- Stated goal: Copy the lines below as they are; omit the images they contain.

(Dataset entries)

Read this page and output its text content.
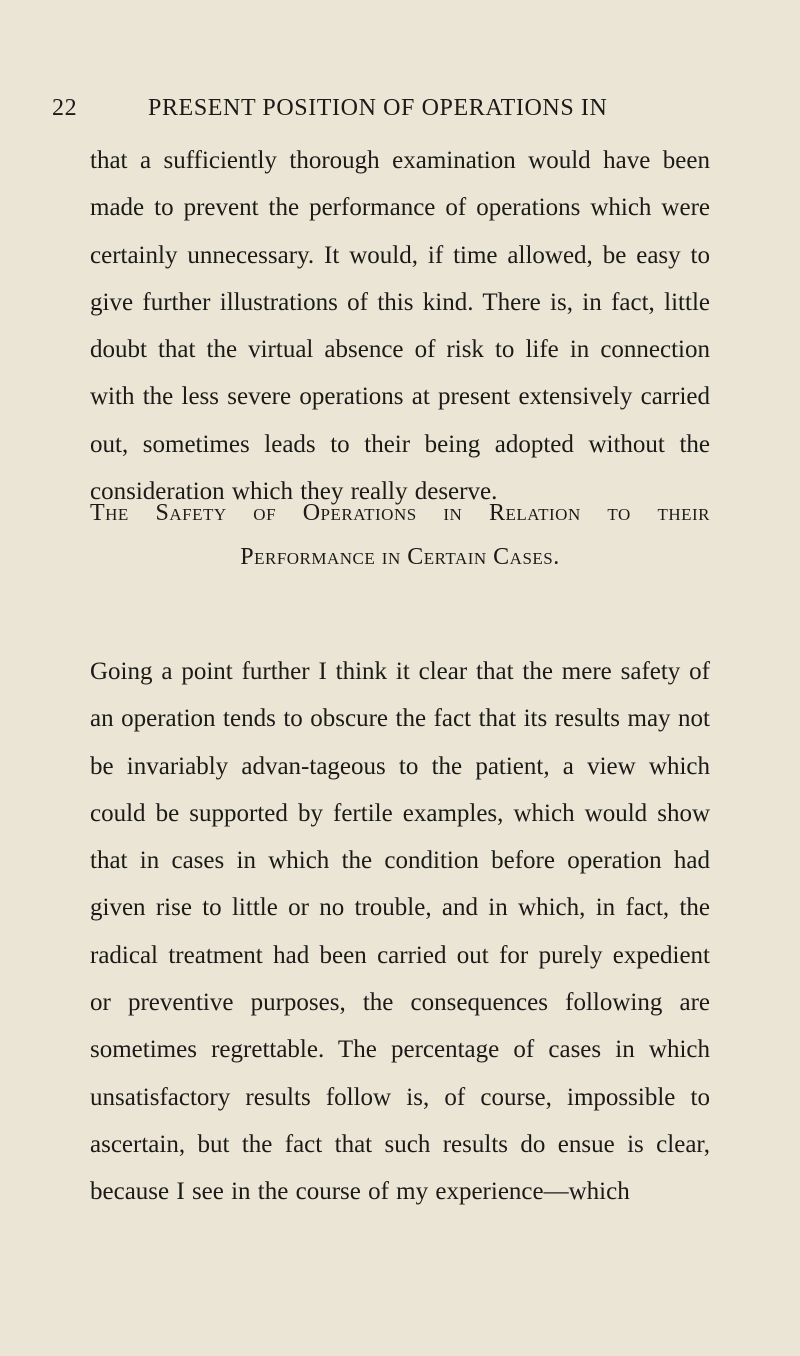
22	PRESENT POSITION OF OPERATIONS IN

that a sufficiently thorough examination would have been made to prevent the performance of operations which were certainly unnecessary. It would, if time allowed, be easy to give further illustrations of this kind. There is, in fact, little doubt that the virtual absence of risk to life in connection with the less severe operations at present extensively carried out, sometimes leads to their being adopted without the consideration which they really deserve.

The Safety of Operations in Relation to their
Performance in Certain Cases.

Going a point further I think it clear that the mere safety of an operation tends to obscure the fact that its results may not be invariably advan-tageous to the patient, a view which could be supported by fertile examples, which would show that in cases in which the condition before operation had given rise to little or no trouble, and in which, in fact, the radical treatment had been carried out for purely expedient or preventive purposes, the consequences following are sometimes regrettable. The percentage of cases in which unsatisfactory results follow is, of course, impossible to ascertain, but the fact that such results do ensue is clear, because I see in the course of my experience—which
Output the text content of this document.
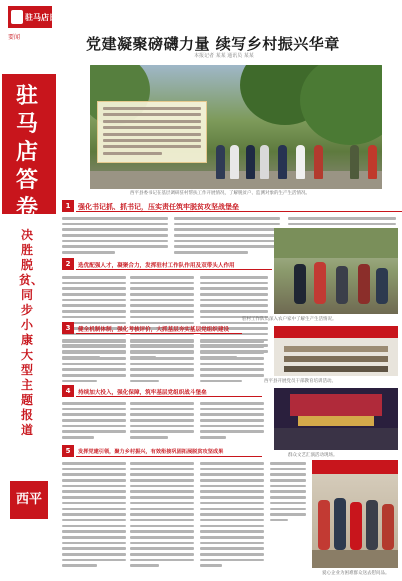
驻马店日报
要闻
驻马店答卷
决胜脱贫、同步小康大型主题报道
西平县
党建凝聚磅礴力量 续写乡村振兴华章
本报记者 某某 通讯员 某某
西平县委书记在基层调研驻村帮扶工作开展情况，了解脱贫户、监测对象的生产生活情况。
1	强化书记抓、抓书记，压实责任筑牢脱贫攻坚战堡垒
2	选优配强人才，凝聚合力，发挥驻村工作队作用及双带头人作用
驻村工作队员深入农户家中了解生产生活情况。
3	健全机制体制，强化考核评价，大抓基层夯实基层党组织建设
西平县开展党员干部教育培训活动。
4	持续加大投入，强化保障，筑牢基层党组织战斗堡垒
群众文艺汇演活动现场。
5	发挥党建引领，聚力乡村振兴，有效衔接巩固拓展脱贫攻坚成果
爱心企业为困难群众送去慰问品。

- Exercise solution:
Read this page and output its text content.
22	PRESENT POSITION OF OPERATIONS IN

that a sufficiently thorough examination would have been made to prevent the performance of operations which were certainly unnecessary. It would, if time allowed, be easy to give further illustrations of this kind. There is, in fact, little doubt that the virtual absence of risk to life in connection with the less severe operations at present extensively carried out, sometimes leads to their being adopted without the consideration which they really deserve.

The Safety of Operations in Relation to their
Performance in Certain Cases.

Going a point further I think it clear that the mere safety of an operation tends to obscure the fact that its results may not be invariably advan-tageous to the patient, a view which could be supported by fertile examples, which would show that in cases in which the condition before operation had given rise to little or no trouble, and in which, in fact, the radical treatment had been carried out for purely expedient or preventive purposes, the consequences following are sometimes regrettable. The percentage of cases in which unsatisfactory results follow is, of course, impossible to ascertain, but the fact that such results do ensue is clear, because I see in the course of my experience—which
Output the text content of this document.
驻马店日报
要闻
驻马店答卷
决胜脱贫、同步小康大型主题报道
西平县
党建凝聚磅礴力量 续写乡村振兴华章
本报记者 某某 通讯员 某某
西平县委书记在基层调研驻村帮扶工作开展情况，了解脱贫户、监测对象的生产生活情况。
1	强化书记抓、抓书记，压实责任筑牢脱贫攻坚战堡垒
2	选优配强人才，凝聚合力，发挥驻村工作队作用及双带头人作用
驻村工作队员深入农户家中了解生产生活情况。
3	健全机制体制，强化考核评价，大抓基层夯实基层党组织建设
西平县开展党员干部教育培训活动。
4	持续加大投入，强化保障，筑牢基层党组织战斗堡垒
群众文艺汇演活动现场。
5	发挥党建引领，聚力乡村振兴，有效衔接巩固拓展脱贫攻坚成果
爱心企业为困难群众送去慰问品。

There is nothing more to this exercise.